Collected data:
######
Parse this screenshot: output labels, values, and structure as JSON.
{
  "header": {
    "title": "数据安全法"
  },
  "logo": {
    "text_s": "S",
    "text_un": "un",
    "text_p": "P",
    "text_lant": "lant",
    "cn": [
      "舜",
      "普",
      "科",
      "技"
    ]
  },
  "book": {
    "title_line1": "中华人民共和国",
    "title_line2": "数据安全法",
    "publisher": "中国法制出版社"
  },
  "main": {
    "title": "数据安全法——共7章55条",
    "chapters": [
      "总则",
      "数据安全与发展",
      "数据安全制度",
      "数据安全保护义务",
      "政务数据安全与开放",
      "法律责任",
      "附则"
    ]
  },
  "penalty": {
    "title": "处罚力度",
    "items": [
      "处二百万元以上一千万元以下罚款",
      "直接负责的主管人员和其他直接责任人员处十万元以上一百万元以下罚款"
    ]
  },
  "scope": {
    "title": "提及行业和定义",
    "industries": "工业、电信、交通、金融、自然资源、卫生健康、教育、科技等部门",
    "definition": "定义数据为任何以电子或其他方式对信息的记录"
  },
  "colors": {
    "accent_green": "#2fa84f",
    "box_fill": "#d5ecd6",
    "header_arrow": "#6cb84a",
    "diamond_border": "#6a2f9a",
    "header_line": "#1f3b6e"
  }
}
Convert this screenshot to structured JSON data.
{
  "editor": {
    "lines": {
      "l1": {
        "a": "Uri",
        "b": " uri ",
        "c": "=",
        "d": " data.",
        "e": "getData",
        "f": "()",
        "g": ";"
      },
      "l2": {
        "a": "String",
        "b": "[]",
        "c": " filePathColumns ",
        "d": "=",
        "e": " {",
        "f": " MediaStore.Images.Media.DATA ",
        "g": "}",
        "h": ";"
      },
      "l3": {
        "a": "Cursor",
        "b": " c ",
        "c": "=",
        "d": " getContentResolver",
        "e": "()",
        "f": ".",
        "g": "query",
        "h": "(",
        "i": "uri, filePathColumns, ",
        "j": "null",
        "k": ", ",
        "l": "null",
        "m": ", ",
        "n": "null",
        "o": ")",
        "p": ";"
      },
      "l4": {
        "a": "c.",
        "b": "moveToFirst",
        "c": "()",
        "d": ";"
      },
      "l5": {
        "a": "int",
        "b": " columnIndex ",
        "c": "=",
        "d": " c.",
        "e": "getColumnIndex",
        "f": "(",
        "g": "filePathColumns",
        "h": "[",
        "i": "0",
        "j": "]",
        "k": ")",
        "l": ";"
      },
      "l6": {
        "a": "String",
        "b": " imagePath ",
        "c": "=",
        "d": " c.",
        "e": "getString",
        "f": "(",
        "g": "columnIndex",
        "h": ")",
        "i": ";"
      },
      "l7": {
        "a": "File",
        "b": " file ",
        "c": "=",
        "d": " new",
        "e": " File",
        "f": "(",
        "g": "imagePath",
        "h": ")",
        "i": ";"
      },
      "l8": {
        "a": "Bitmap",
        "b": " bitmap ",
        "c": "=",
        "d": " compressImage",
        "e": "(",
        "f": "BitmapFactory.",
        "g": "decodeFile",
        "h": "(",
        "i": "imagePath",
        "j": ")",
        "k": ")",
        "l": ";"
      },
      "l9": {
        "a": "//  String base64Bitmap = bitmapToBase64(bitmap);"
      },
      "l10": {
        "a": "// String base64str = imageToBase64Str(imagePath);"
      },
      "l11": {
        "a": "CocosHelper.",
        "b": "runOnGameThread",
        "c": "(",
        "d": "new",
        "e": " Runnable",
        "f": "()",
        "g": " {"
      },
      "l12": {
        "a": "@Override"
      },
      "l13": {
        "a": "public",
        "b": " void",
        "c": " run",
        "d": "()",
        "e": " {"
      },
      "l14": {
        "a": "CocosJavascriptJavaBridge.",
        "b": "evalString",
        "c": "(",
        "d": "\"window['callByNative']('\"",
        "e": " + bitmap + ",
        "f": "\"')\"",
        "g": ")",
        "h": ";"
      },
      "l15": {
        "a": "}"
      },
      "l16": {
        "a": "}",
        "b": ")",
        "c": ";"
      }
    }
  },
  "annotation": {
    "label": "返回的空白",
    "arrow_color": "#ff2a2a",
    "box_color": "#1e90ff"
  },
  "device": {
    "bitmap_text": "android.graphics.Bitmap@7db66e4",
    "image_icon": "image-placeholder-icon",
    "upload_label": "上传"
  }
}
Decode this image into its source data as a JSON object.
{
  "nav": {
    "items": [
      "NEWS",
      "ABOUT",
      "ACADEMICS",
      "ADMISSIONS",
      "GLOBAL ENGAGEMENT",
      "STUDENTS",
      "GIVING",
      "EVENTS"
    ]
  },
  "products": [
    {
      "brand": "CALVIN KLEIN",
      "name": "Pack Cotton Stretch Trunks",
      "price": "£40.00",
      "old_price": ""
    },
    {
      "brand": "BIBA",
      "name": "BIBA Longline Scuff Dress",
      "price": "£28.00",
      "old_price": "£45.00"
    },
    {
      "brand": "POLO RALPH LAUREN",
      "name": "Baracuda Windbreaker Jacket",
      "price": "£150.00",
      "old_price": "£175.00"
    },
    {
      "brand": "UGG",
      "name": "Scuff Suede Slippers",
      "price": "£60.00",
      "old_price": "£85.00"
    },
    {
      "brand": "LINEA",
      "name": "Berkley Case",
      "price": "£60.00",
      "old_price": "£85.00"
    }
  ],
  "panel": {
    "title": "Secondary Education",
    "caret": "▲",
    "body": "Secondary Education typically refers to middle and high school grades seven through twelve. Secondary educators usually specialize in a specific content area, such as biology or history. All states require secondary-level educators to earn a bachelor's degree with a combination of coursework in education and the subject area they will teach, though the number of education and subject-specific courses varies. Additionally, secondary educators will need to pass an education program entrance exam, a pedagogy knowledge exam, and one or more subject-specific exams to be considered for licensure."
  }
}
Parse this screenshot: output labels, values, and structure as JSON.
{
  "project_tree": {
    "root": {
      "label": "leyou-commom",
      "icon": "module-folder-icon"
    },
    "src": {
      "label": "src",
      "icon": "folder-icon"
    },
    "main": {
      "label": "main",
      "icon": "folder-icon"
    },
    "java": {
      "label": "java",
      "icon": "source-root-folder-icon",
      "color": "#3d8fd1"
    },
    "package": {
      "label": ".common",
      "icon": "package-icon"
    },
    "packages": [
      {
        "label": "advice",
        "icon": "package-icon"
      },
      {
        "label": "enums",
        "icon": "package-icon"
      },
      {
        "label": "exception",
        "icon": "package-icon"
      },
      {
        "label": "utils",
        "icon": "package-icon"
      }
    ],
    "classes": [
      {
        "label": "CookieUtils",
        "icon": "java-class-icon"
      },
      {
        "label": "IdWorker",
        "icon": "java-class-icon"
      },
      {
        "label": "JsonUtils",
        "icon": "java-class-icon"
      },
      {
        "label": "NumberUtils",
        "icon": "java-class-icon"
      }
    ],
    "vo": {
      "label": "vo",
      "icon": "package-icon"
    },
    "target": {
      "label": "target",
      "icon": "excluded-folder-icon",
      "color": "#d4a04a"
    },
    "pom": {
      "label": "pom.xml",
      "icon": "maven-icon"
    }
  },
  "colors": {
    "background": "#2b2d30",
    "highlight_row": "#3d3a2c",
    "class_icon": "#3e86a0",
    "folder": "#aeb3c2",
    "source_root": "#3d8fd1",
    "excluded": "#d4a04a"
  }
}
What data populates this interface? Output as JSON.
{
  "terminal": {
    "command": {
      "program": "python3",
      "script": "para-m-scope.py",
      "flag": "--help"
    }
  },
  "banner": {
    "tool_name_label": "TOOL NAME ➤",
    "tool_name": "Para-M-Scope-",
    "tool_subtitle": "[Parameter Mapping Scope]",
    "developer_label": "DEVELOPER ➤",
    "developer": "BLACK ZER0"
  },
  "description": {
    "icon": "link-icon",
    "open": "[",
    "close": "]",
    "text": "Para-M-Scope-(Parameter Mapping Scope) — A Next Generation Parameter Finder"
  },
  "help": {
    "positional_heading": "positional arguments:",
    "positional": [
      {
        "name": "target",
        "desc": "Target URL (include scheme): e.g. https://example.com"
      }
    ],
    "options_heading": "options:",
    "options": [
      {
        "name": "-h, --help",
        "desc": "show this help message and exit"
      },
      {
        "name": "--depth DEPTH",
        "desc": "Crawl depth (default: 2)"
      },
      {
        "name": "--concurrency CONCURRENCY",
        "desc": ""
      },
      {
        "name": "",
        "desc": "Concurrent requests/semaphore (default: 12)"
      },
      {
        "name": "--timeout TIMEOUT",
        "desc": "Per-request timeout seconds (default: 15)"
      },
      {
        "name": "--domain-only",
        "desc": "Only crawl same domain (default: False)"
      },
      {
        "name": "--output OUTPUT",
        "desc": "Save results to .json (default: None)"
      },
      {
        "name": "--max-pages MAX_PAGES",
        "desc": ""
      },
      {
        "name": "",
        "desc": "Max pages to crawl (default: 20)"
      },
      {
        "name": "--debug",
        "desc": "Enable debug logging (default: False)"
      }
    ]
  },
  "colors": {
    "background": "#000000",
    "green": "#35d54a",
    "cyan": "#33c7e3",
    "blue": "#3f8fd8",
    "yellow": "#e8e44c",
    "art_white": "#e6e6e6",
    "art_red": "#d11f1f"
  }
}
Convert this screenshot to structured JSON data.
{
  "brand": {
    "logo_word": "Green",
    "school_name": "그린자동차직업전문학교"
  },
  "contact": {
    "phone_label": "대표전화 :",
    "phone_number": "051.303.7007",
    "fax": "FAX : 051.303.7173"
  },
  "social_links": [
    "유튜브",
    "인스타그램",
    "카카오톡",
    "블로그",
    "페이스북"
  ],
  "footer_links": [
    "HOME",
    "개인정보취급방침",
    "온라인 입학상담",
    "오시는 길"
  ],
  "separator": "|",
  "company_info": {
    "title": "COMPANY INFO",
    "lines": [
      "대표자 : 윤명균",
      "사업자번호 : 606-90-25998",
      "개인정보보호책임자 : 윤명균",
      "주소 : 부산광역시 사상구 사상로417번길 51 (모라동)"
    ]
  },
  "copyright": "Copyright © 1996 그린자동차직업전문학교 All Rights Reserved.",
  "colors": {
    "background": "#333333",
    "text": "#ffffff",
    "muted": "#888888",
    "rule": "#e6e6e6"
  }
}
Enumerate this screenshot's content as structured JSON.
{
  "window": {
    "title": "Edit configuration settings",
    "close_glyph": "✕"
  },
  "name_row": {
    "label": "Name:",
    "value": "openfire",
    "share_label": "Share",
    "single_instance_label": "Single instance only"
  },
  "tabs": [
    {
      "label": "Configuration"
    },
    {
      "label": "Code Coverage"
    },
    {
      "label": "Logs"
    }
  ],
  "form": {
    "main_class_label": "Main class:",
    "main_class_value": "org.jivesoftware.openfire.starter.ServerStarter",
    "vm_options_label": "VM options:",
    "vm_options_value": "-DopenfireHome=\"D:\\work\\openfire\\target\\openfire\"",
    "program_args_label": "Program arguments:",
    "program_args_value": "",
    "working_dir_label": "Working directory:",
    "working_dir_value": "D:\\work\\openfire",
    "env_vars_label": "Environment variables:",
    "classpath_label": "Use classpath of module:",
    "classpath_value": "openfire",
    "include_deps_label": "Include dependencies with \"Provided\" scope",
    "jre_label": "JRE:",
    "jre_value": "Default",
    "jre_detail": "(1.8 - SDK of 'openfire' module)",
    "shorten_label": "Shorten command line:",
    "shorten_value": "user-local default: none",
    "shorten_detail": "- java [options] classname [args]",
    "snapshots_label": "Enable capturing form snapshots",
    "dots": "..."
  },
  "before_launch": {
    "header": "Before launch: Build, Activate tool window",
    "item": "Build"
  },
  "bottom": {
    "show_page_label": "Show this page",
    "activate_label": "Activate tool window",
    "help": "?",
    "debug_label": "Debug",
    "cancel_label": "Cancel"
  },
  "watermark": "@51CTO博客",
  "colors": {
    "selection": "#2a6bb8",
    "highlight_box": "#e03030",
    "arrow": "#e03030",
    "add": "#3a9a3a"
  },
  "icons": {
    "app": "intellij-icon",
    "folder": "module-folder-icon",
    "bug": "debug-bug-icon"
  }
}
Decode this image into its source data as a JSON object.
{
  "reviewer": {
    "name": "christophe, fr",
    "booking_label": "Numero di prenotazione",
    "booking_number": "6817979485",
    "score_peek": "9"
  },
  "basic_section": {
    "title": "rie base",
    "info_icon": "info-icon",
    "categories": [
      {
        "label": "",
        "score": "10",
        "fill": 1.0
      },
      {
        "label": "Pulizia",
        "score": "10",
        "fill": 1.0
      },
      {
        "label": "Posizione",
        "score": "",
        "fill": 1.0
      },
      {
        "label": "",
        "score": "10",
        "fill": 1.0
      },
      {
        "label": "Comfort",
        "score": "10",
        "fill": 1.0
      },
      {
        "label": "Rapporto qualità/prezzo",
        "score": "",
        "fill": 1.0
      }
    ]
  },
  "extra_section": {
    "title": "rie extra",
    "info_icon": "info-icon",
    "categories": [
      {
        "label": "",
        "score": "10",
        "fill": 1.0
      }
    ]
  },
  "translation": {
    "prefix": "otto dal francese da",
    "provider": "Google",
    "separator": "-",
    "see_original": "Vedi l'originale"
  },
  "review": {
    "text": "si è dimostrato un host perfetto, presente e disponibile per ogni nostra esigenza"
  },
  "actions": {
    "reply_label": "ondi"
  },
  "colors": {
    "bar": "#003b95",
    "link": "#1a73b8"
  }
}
######
Your task:
From the material above, gather all lines that include the string "window" and copy them.

Output of the task:
        "d": "\"window['callByNative']('\"",
  "window": {
    "header": "Before launch: Build, Activate tool window",
    "activate_label": "Activate tool window",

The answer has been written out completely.